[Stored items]

^^^^^^^^^^^^^^^^

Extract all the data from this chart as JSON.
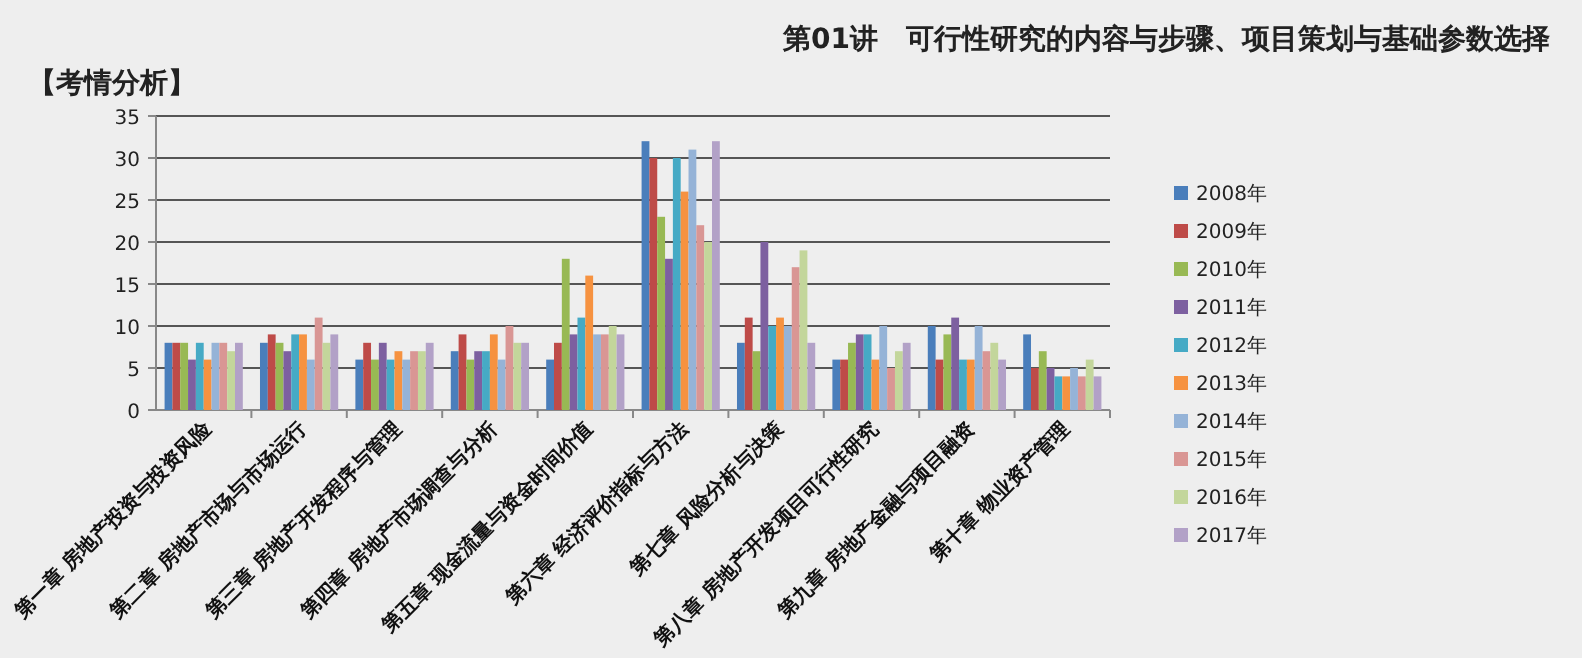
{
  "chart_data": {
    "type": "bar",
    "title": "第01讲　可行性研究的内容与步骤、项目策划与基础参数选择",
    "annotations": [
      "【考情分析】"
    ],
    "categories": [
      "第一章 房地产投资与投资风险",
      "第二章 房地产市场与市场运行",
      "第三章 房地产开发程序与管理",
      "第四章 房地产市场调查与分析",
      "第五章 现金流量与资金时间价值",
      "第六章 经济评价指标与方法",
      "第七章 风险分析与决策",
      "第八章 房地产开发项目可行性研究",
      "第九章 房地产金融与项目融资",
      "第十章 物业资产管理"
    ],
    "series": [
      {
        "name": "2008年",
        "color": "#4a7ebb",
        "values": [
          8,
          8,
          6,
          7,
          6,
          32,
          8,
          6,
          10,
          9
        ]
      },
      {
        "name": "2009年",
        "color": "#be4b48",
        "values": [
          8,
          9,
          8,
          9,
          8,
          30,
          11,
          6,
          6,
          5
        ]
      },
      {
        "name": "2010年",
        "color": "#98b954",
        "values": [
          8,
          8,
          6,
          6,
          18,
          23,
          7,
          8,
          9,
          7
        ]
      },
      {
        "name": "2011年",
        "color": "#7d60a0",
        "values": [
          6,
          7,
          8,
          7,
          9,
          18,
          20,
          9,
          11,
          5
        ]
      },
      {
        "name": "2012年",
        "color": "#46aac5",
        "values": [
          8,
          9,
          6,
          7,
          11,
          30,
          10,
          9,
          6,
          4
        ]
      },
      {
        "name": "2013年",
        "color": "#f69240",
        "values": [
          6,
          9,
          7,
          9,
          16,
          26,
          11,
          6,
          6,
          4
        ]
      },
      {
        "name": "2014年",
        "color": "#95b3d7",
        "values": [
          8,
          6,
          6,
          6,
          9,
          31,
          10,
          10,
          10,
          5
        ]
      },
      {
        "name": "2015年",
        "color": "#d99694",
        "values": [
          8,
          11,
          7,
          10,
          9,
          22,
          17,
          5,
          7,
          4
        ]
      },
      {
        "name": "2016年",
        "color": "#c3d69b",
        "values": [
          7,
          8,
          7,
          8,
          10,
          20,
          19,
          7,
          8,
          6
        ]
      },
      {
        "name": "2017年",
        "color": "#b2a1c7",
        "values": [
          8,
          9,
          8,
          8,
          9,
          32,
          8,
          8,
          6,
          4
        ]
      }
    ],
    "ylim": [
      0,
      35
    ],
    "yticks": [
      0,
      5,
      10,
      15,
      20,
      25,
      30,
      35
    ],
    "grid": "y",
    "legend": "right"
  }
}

^^^^^^^^^^^^^^^^

- [Work to be completed]
Copy whichever lines in the listing above contain the word "color".

- [Solution for this problem]
        "color": "#4a7ebb",
        "color": "#be4b48",
        "color": "#98b954",
        "color": "#7d60a0",
        "color": "#46aac5",
        "color": "#f69240",
        "color": "#95b3d7",
        "color": "#d99694",
        "color": "#c3d69b",
        "color": "#b2a1c7",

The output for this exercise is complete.